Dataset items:
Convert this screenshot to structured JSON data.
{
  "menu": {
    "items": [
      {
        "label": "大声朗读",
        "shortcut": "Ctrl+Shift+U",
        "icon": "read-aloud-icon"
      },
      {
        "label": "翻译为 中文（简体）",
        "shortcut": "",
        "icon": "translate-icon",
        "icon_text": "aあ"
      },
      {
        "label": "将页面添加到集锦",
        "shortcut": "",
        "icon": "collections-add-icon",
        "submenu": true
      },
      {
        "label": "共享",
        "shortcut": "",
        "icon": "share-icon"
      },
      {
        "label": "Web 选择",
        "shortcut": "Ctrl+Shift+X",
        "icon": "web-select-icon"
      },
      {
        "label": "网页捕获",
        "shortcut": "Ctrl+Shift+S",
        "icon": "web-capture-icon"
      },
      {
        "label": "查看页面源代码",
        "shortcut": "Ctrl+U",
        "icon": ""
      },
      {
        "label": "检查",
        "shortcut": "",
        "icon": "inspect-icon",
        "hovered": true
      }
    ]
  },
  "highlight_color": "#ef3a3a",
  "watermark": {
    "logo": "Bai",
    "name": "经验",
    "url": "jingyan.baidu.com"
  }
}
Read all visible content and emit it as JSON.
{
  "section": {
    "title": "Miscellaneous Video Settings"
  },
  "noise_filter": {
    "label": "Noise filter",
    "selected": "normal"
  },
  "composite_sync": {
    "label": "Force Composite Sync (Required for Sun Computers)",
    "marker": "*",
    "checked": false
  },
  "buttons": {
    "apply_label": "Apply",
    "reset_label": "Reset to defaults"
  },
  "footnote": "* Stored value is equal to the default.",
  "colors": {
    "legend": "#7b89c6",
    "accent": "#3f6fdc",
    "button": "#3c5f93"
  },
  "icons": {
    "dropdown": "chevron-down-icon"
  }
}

WHAT THIS TASK INVOLVES: From the data above, work out how many lines hold "Shift". Answer with the number alone.

ANSWER: 3